The problem - Pull every line with the word "evidence" out of the entries below.

Available data -
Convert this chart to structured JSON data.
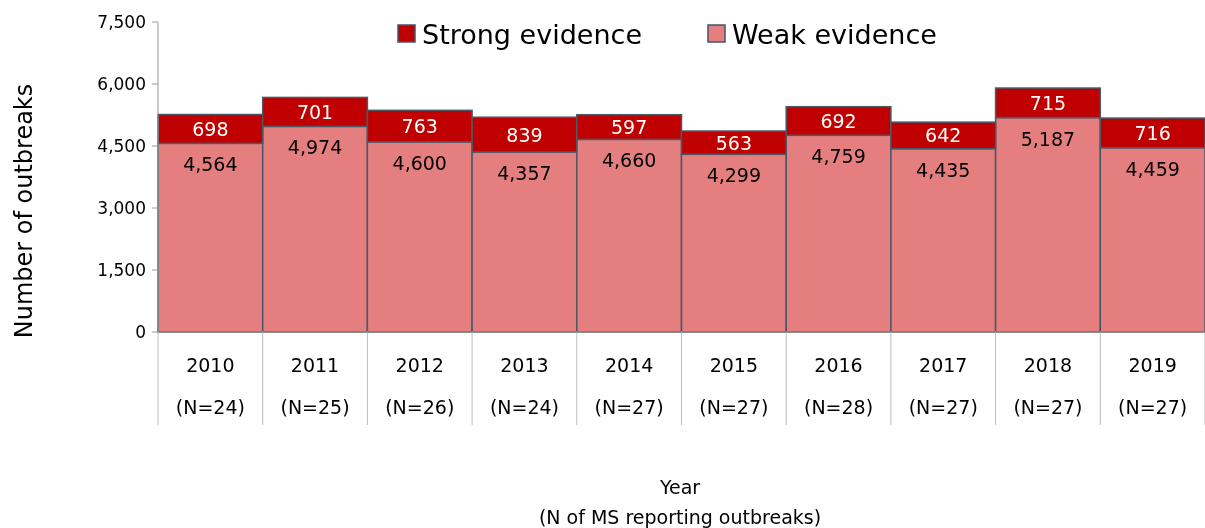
{
  "chart_data": {
    "type": "bar",
    "stacked": true,
    "ylabel": "Number of outbreaks",
    "xlabel": "Year\n(N of MS reporting outbreaks)",
    "categories": [
      "2010\n(N=24)",
      "2011\n(N=25)",
      "2012\n(N=26)",
      "2013\n(N=24)",
      "2014\n(N=27)",
      "2015\n(N=27)",
      "2016\n(N=28)",
      "2017\n(N=27)",
      "2018\n(N=27)",
      "2019\n(N=27)"
    ],
    "series": [
      {
        "name": "Weak evidence",
        "color": "#e57f7f",
        "values": [
          4564,
          4974,
          4600,
          4357,
          4660,
          4299,
          4759,
          4435,
          5187,
          4459
        ],
        "value_labels": [
          "4,564",
          "4,974",
          "4,600",
          "4,357",
          "4,660",
          "4,299",
          "4,759",
          "4,435",
          "5,187",
          "4,459"
        ]
      },
      {
        "name": "Strong evidence",
        "color": "#c00000",
        "values": [
          698,
          701,
          763,
          839,
          597,
          563,
          692,
          642,
          715,
          716
        ]
      }
    ],
    "ylim": [
      0,
      7500
    ],
    "yticks": [
      {
        "value": 0,
        "label": "0"
      },
      {
        "value": 1500,
        "label": "1,500"
      },
      {
        "value": 3000,
        "label": "3,000"
      },
      {
        "value": 4500,
        "label": "4,500"
      },
      {
        "value": 6000,
        "label": "6,000"
      },
      {
        "value": 7500,
        "label": "7,500"
      }
    ],
    "data_labels": true,
    "legend": "top",
    "grid": false
  }
}
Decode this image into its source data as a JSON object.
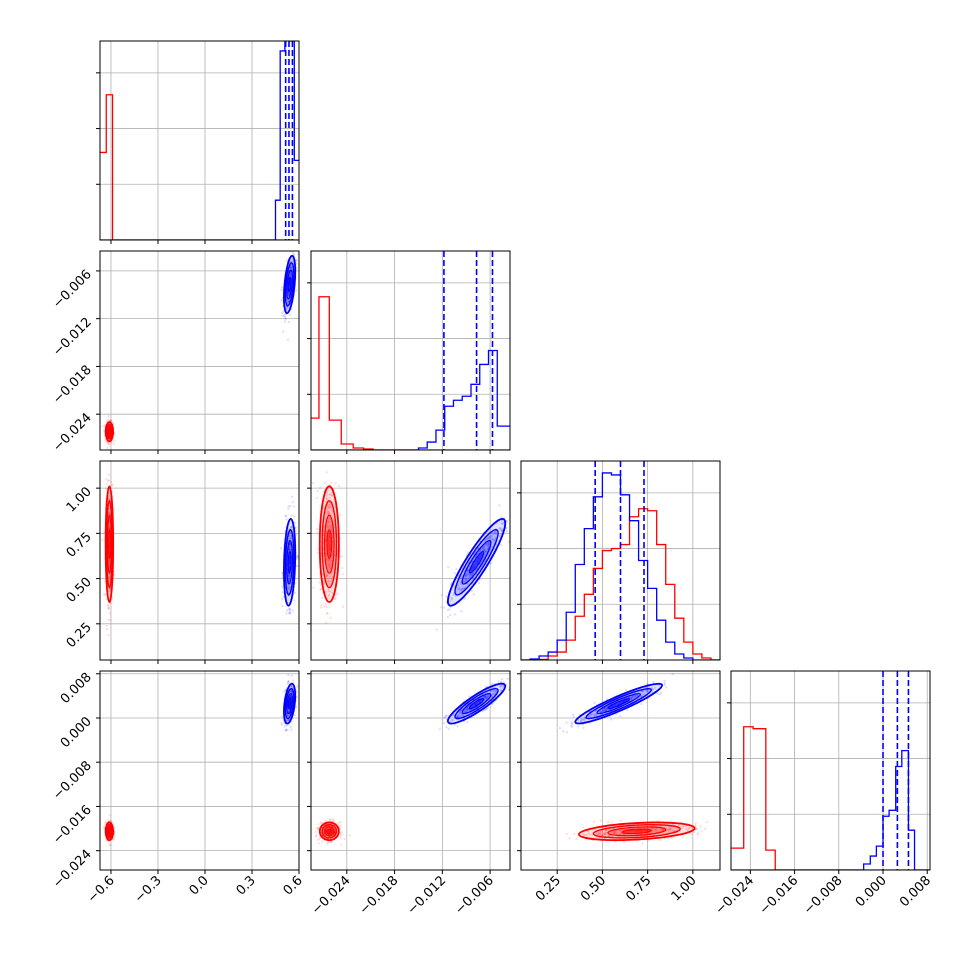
{
  "chart_data": {
    "type": "corner",
    "title": "",
    "parameters": [
      "",
      "",
      "",
      ""
    ],
    "ranges": [
      [
        -0.67,
        0.6
      ],
      [
        -0.0285,
        -0.0035
      ],
      [
        0.05,
        1.15
      ],
      [
        -0.0275,
        0.0085
      ]
    ],
    "ticks": [
      {
        "values": [
          -0.6,
          -0.3,
          0.0,
          0.3,
          0.6
        ],
        "labels": [
          "−0.6",
          "−0.3",
          "0.0",
          "0.3",
          "0.6"
        ]
      },
      {
        "values": [
          -0.024,
          -0.018,
          -0.012,
          -0.006
        ],
        "labels": [
          "−0.024",
          "−0.018",
          "−0.012",
          "−0.006"
        ]
      },
      {
        "values": [
          0.25,
          0.5,
          0.75,
          1.0
        ],
        "labels": [
          "0.25",
          "0.50",
          "0.75",
          "1.00"
        ]
      },
      {
        "values": [
          -0.024,
          -0.016,
          -0.008,
          0.0,
          0.008
        ],
        "labels": [
          "−0.024",
          "−0.016",
          "−0.008",
          "0.000",
          "0.008"
        ]
      }
    ],
    "grid": true,
    "legend": "none",
    "series": [
      {
        "color": "#ff0000",
        "means": [
          -0.61,
          -0.0262,
          0.69,
          -0.0205
        ],
        "stds": [
          0.012,
          0.0006,
          0.16,
          0.0008
        ],
        "corr": [
          [
            0,
            1,
            0.0
          ],
          [
            0,
            2,
            0.0
          ],
          [
            0,
            3,
            0.0
          ],
          [
            1,
            2,
            0.0
          ],
          [
            1,
            3,
            0.0
          ],
          [
            2,
            3,
            0.35
          ]
        ],
        "hist": [
          {
            "edges": [
              -0.67,
              -0.63,
              -0.59,
              0.6
            ],
            "counts": [
              0.44,
              0.73,
              0.0
            ]
          },
          {
            "edges": [
              -0.0285,
              -0.0275,
              -0.0262,
              -0.0247,
              -0.0232,
              -0.0219,
              -0.0207,
              -0.0035
            ],
            "counts": [
              0.16,
              0.77,
              0.15,
              0.03,
              0.01,
              0.005,
              0.0
            ]
          },
          {
            "edges": [
              0.05,
              0.1,
              0.15,
              0.2,
              0.25,
              0.3,
              0.35,
              0.4,
              0.45,
              0.5,
              0.55,
              0.6,
              0.65,
              0.7,
              0.75,
              0.8,
              0.85,
              0.9,
              0.95,
              1.0,
              1.05,
              1.1,
              1.15
            ],
            "counts": [
              0.0,
              0.0,
              0.003,
              0.02,
              0.04,
              0.1,
              0.22,
              0.33,
              0.46,
              0.55,
              0.56,
              0.58,
              0.72,
              0.76,
              0.75,
              0.58,
              0.38,
              0.21,
              0.09,
              0.03,
              0.01,
              0.0
            ]
          },
          {
            "edges": [
              -0.0275,
              -0.0252,
              -0.0235,
              -0.0212,
              -0.0195,
              0.0085
            ],
            "counts": [
              0.11,
              0.72,
              0.71,
              0.1,
              0.0
            ]
          }
        ]
      },
      {
        "color": "#0000ff",
        "means": [
          0.54,
          -0.0077,
          0.59,
          0.0026
        ],
        "stds": [
          0.018,
          0.0018,
          0.12,
          0.0018
        ],
        "corr": [
          [
            0,
            1,
            0.45
          ],
          [
            0,
            2,
            0.2
          ],
          [
            0,
            3,
            0.4
          ],
          [
            1,
            2,
            0.9
          ],
          [
            1,
            3,
            0.88
          ],
          [
            2,
            3,
            0.92
          ]
        ],
        "hist": [
          {
            "edges": [
              -0.67,
              0.45,
              0.48,
              0.51,
              0.54,
              0.57,
              0.6
            ],
            "counts": [
              0.0,
              0.2,
              0.95,
              1.05,
              1.0,
              0.4
            ]
          },
          {
            "edges": [
              -0.0285,
              -0.015,
              -0.0139,
              -0.0128,
              -0.0117,
              -0.0106,
              -0.0095,
              -0.0084,
              -0.0073,
              -0.0062,
              -0.0051,
              -0.0035
            ],
            "counts": [
              0.0,
              0.01,
              0.04,
              0.1,
              0.22,
              0.25,
              0.27,
              0.33,
              0.43,
              0.5,
              0.12
            ]
          },
          {
            "edges": [
              0.05,
              0.1,
              0.15,
              0.2,
              0.25,
              0.3,
              0.35,
              0.4,
              0.45,
              0.5,
              0.55,
              0.6,
              0.65,
              0.7,
              0.75,
              0.8,
              0.85,
              0.9,
              0.95,
              1.0,
              1.05,
              1.1,
              1.15
            ],
            "counts": [
              0.0,
              0.005,
              0.02,
              0.04,
              0.1,
              0.24,
              0.48,
              0.66,
              0.82,
              0.94,
              0.93,
              0.83,
              0.7,
              0.5,
              0.36,
              0.2,
              0.09,
              0.03,
              0.01,
              0.0,
              0.0,
              0.0
            ]
          },
          {
            "edges": [
              -0.0275,
              -0.0035,
              -0.0023,
              -0.0012,
              0.0,
              0.0011,
              0.0023,
              0.0034,
              0.0046,
              0.0057,
              0.0085
            ],
            "counts": [
              0.0,
              0.03,
              0.07,
              0.12,
              0.27,
              0.3,
              0.52,
              0.6,
              0.2,
              0.0
            ]
          }
        ],
        "quantiles": [
          [
            0.515,
            0.536,
            0.558
          ],
          [
            -0.0118,
            -0.0077,
            -0.0057
          ],
          [
            0.46,
            0.6,
            0.73
          ],
          [
            0.0,
            0.0026,
            0.0046
          ]
        ]
      }
    ]
  }
}
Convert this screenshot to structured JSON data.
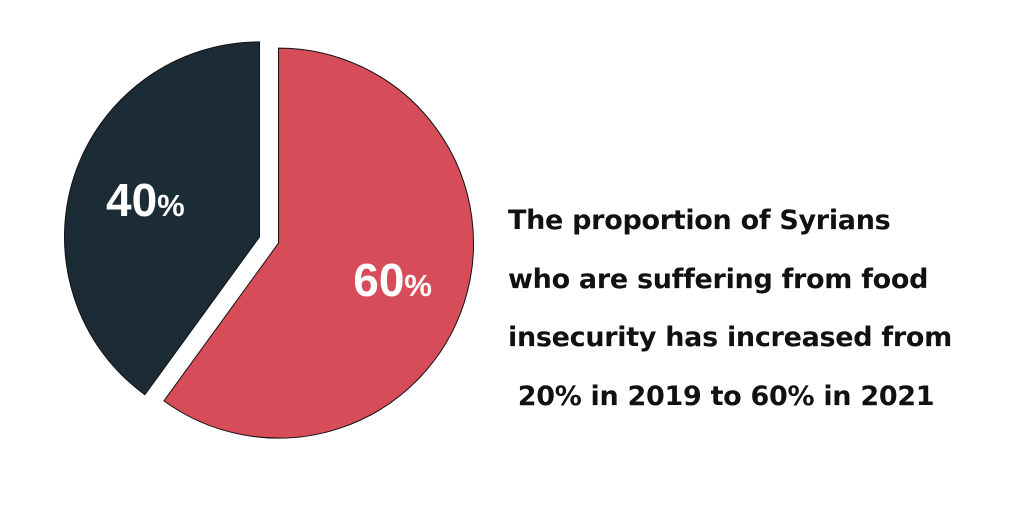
{
  "chart_data": {
    "type": "pie",
    "slices": [
      {
        "label": "60%",
        "value": 60,
        "color": "#d64c58"
      },
      {
        "label": "40%",
        "value": 40,
        "color": "#1c2c36"
      }
    ],
    "title": ""
  },
  "caption": {
    "lines": [
      "The proportion of Syrians",
      "who are suffering from food",
      "insecurity has increased from",
      "20% in 2019 to 60% in 2021"
    ]
  }
}
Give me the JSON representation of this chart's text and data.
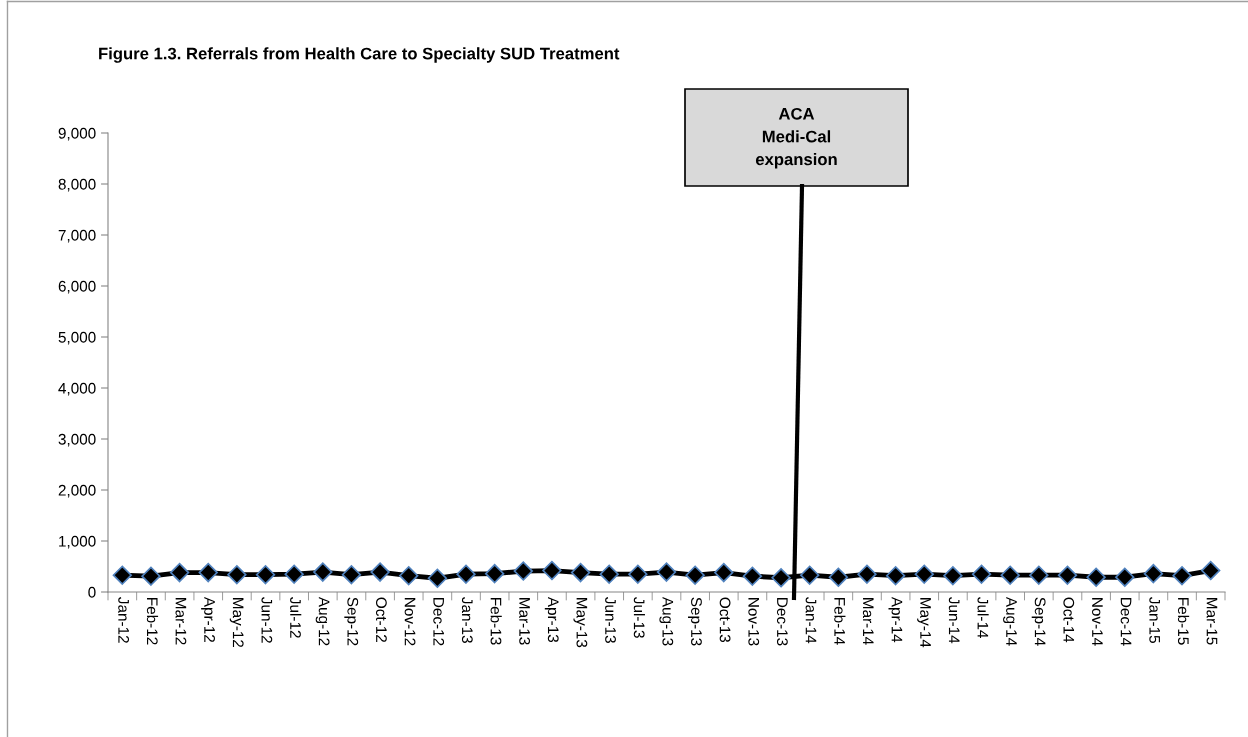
{
  "chart_data": {
    "type": "line",
    "title": "Figure 1.3. Referrals from Health Care to Specialty SUD Treatment",
    "categories": [
      "Jan-12",
      "Feb-12",
      "Mar-12",
      "Apr-12",
      "May-12",
      "Jun-12",
      "Jul-12",
      "Aug-12",
      "Sep-12",
      "Oct-12",
      "Nov-12",
      "Dec-12",
      "Jan-13",
      "Feb-13",
      "Mar-13",
      "Apr-13",
      "May-13",
      "Jun-13",
      "Jul-13",
      "Aug-13",
      "Sep-13",
      "Oct-13",
      "Nov-13",
      "Dec-13",
      "Jan-14",
      "Feb-14",
      "Mar-14",
      "Apr-14",
      "May-14",
      "Jun-14",
      "Jul-14",
      "Aug-14",
      "Sep-14",
      "Oct-14",
      "Nov-14",
      "Dec-14",
      "Jan-15",
      "Feb-15",
      "Mar-15"
    ],
    "series": [
      {
        "color": "#000000",
        "values": [
          330,
          310,
          380,
          380,
          340,
          340,
          350,
          390,
          340,
          390,
          320,
          270,
          350,
          360,
          410,
          420,
          380,
          350,
          350,
          390,
          330,
          380,
          310,
          280,
          330,
          290,
          350,
          320,
          350,
          320,
          350,
          330,
          330,
          330,
          290,
          290,
          360,
          320,
          420
        ]
      }
    ],
    "marker": "diamond",
    "line_style": "solid",
    "ylim": [
      0,
      9000
    ],
    "yticks": [
      {
        "value": 0,
        "label": "0"
      },
      {
        "value": 1000,
        "label": "1,000"
      },
      {
        "value": 2000,
        "label": "2,000"
      },
      {
        "value": 3000,
        "label": "3,000"
      },
      {
        "value": 4000,
        "label": "4,000"
      },
      {
        "value": 5000,
        "label": "5,000"
      },
      {
        "value": 6000,
        "label": "6,000"
      },
      {
        "value": 7000,
        "label": "7,000"
      },
      {
        "value": 8000,
        "label": "8,000"
      },
      {
        "value": 9000,
        "label": "9,000"
      }
    ],
    "grid": false,
    "legend": false,
    "annotations": [
      "ACA\nMedi-Cal\nexpansion"
    ]
  }
}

Solution to the exercise -
        "name": "Weak evidence",
        "name": "Strong evidence",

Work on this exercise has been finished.